- **PROBLEM DESCRIPTION**
Write out the data below in full. Keep it exact.

╭──

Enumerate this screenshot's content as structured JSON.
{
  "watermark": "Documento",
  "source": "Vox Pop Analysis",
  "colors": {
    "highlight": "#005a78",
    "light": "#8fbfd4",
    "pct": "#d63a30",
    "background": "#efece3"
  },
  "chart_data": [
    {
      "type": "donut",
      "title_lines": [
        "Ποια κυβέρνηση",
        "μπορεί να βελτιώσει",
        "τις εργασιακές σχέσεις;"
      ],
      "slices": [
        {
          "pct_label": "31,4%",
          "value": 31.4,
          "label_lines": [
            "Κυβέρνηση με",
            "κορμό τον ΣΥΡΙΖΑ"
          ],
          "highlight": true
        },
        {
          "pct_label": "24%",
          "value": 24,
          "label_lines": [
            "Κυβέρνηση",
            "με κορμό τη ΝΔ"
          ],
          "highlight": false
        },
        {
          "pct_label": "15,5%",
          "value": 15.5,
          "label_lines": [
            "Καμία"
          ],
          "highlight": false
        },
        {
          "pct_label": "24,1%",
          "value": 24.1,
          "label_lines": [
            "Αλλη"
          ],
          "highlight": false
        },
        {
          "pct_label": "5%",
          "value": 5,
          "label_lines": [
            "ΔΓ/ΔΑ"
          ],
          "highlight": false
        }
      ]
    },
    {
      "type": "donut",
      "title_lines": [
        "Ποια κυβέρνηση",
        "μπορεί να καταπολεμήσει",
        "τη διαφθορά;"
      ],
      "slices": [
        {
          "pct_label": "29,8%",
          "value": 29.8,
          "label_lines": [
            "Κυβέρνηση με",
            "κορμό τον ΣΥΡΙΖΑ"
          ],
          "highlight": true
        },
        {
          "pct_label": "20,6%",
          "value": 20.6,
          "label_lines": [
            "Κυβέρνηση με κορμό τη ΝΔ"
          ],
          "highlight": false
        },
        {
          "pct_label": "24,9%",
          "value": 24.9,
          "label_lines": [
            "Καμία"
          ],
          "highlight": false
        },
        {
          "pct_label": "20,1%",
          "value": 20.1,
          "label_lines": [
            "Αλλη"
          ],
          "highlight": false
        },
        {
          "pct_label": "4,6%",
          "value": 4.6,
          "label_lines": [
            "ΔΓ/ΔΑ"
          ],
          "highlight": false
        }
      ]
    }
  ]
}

╰──

- **EXERCISE OUTPUT**
Enumerate this screenshot's content as structured JSON.
{
  "watermark": "Documento",
  "source": "Vox Pop Analysis",
  "colors": {
    "highlight": "#005a78",
    "light": "#8fbfd4",
    "pct": "#d63a30",
    "background": "#efece3"
  },
  "chart_data": [
    {
      "type": "donut",
      "title_lines": [
        "Ποια κυβέρνηση",
        "μπορεί να βελτιώσει",
        "τις εργασιακές σχέσεις;"
      ],
      "slices": [
        {
          "pct_label": "31,4%",
          "value": 31.4,
          "label_lines": [
            "Κυβέρνηση με",
            "κορμό τον ΣΥΡΙΖΑ"
          ],
          "highlight": true
        },
        {
          "pct_label": "24%",
          "value": 24,
          "label_lines": [
            "Κυβέρνηση",
            "με κορμό τη ΝΔ"
          ],
          "highlight": false
        },
        {
          "pct_label": "15,5%",
          "value": 15.5,
          "label_lines": [
            "Καμία"
          ],
          "highlight": false
        },
        {
          "pct_label": "24,1%",
          "value": 24.1,
          "label_lines": [
            "Αλλη"
          ],
          "highlight": false
        },
        {
          "pct_label": "5%",
          "value": 5,
          "label_lines": [
            "ΔΓ/ΔΑ"
          ],
          "highlight": false
        }
      ]
    },
    {
      "type": "donut",
      "title_lines": [
        "Ποια κυβέρνηση",
        "μπορεί να καταπολεμήσει",
        "τη διαφθορά;"
      ],
      "slices": [
        {
          "pct_label": "29,8%",
          "value": 29.8,
          "label_lines": [
            "Κυβέρνηση με",
            "κορμό τον ΣΥΡΙΖΑ"
          ],
          "highlight": true
        },
        {
          "pct_label": "20,6%",
          "value": 20.6,
          "label_lines": [
            "Κυβέρνηση με κορμό τη ΝΔ"
          ],
          "highlight": false
        },
        {
          "pct_label": "24,9%",
          "value": 24.9,
          "label_lines": [
            "Καμία"
          ],
          "highlight": false
        },
        {
          "pct_label": "20,1%",
          "value": 20.1,
          "label_lines": [
            "Αλλη"
          ],
          "highlight": false
        },
        {
          "pct_label": "4,6%",
          "value": 4.6,
          "label_lines": [
            "ΔΓ/ΔΑ"
          ],
          "highlight": false
        }
      ]
    }
  ]
}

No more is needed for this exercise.